I spent this afternoon making changes to my young adult novel, following comments from an agent. When I write to an agent myself, I get either no reply or a "like it but didn't love it" reply. However, when my work is forwarded on the recommendation of someone else, it's a little different. The agent will give a reply detailing four or five specific things that they didn't like, and then reject it.

The thing is, these four or five things they don't like are clearly not the real reason for the rejection, which is basically that they just weren't engaged by it (ie. what they'd normally say "like it but didn't love it" for). However, they feel obliged to comment so as not to be rude to whoever recommended me to them. If they really did reject the novel (well, the three chapters they were sent) on the basis of the four or five points they raised, then they would re-read it following corrections. However, they won't; as far as they are concerned, they are recommending changes so that the next agent to read it will like it more. This assumes that all agents have the same tastes, of course.

The recommendations I'm currently dealing with can be summarised as:

  1. Your lead character has a special power which you need to explain.
  2. Your lead character is better educated than she should be.
  3. Your lead character speaks in modern idiom and a secondary character speaks too precisely.
  4. Your second chapter is too long.
  5. Your main character doesn't like being a freak but starts off by doing a freaky think just for the hell of it.

OK, these sound fair enough, except:

  1. The special power is explained on the second-to-last page. It's the denoument of the book. If I explain it early on, it's bye bye plot.

*Data listing*
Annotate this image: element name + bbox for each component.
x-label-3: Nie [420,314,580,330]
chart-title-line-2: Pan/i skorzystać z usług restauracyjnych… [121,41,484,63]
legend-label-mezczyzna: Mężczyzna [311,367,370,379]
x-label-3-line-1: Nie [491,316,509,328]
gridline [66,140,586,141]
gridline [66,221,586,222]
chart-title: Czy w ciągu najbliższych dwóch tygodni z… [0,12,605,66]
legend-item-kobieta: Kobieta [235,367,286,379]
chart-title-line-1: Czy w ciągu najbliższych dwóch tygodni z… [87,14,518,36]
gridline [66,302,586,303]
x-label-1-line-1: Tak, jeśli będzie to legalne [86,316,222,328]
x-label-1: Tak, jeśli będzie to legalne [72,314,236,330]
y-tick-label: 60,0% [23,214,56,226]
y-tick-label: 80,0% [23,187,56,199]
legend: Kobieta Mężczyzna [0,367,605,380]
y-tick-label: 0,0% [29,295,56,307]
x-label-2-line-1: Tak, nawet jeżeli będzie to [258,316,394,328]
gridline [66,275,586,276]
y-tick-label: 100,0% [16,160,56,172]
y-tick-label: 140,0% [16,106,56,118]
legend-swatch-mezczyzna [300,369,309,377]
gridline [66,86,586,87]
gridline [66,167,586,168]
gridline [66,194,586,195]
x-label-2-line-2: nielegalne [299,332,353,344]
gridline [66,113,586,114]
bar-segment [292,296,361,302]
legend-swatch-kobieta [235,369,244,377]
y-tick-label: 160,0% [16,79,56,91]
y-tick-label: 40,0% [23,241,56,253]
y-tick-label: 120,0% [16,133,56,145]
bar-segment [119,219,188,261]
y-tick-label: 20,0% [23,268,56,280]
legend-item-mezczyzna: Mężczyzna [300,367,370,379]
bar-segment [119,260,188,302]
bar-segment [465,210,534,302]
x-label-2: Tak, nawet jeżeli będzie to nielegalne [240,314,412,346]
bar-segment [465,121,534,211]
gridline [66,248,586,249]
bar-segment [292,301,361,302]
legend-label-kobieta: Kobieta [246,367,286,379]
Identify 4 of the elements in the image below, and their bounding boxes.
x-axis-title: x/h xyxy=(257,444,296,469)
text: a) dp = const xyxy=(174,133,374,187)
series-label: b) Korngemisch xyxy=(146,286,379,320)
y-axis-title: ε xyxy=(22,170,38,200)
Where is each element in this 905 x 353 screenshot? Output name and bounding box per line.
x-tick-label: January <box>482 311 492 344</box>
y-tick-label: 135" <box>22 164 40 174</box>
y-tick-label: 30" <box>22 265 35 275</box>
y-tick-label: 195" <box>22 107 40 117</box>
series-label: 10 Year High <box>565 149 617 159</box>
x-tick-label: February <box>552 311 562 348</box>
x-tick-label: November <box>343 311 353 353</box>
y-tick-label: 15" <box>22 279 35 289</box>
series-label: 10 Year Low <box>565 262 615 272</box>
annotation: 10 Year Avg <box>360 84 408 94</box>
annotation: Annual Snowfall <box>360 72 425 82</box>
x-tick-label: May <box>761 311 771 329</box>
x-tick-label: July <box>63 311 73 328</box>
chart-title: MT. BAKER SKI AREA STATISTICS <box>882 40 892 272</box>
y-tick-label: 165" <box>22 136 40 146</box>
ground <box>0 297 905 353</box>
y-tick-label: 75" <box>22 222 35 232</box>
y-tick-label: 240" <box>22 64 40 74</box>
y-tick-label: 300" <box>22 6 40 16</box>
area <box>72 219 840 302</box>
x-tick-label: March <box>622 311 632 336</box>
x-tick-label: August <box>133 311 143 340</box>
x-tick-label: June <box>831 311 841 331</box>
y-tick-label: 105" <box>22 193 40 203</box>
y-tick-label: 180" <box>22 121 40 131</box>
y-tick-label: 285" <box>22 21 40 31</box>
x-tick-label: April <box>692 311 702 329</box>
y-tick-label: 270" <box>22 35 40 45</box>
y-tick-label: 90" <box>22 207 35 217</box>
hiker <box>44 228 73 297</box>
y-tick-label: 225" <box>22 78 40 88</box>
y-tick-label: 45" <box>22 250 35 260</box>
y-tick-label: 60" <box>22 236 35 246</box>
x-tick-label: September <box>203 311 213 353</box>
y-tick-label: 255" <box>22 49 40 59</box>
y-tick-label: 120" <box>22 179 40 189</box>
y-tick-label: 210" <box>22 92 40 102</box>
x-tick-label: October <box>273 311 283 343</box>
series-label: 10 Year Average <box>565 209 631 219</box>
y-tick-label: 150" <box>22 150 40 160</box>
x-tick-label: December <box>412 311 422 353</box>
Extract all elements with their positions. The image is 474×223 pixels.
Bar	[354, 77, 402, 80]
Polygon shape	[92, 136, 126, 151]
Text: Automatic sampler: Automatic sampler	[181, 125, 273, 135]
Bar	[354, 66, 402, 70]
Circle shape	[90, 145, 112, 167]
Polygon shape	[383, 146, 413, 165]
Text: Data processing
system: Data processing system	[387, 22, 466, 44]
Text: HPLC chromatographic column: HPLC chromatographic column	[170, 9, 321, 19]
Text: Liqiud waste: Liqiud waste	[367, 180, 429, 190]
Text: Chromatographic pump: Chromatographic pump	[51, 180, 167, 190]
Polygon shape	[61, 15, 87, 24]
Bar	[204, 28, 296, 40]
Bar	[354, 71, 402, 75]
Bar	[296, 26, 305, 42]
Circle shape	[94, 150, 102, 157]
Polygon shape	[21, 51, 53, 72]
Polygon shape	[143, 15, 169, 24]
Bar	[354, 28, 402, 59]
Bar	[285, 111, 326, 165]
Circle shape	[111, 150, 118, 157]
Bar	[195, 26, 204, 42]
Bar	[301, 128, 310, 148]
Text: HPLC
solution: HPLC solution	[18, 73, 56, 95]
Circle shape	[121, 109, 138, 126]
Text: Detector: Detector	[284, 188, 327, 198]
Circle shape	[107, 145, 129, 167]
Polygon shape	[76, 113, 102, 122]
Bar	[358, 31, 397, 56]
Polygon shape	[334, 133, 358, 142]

*Short exercise*
Pick up the passage on an agent's comments about a young adult novel where it stops, and continue it.

*Output*
  2. My lead character only needs to be able to read, write and point out countries on a map of Europe. I had specifically researched the educational provision of Hull (where she grew up) in the mid-1800s to check she could do this, and yes, she could, it was very well covered.
  3. My lead character uses no modern idioms, not even "hello". She does speak in a manner that young adults will find comfortable, though, as I want them to identify with her. The secondary character speaks precisely for a reason to do with his own special power; it's a feature, not a bug.
  4. My second chapter is 4 pages of A4 long.
  5. My main character doesn't like being called a freak. She doesn't actually mind having a special power because it's who she is.

Still, I made alterations to address all of these except the shortening of an already-short chapter. The next agent to see it will have to find something else to complain about (or perhaps not; as you can see, agents don't seem to care whether their complaints are entirely based in fact). Nevertheless, I'm sufficiently optimistic to believe that if the waters of agent opinion roll over my novel often enough, they'll take away all the sharp edges and be left with a smooth pebble. Then, they'll have to say "like it but didn't love it" just like they would if I submitted it myself.

Referenced by Meeting.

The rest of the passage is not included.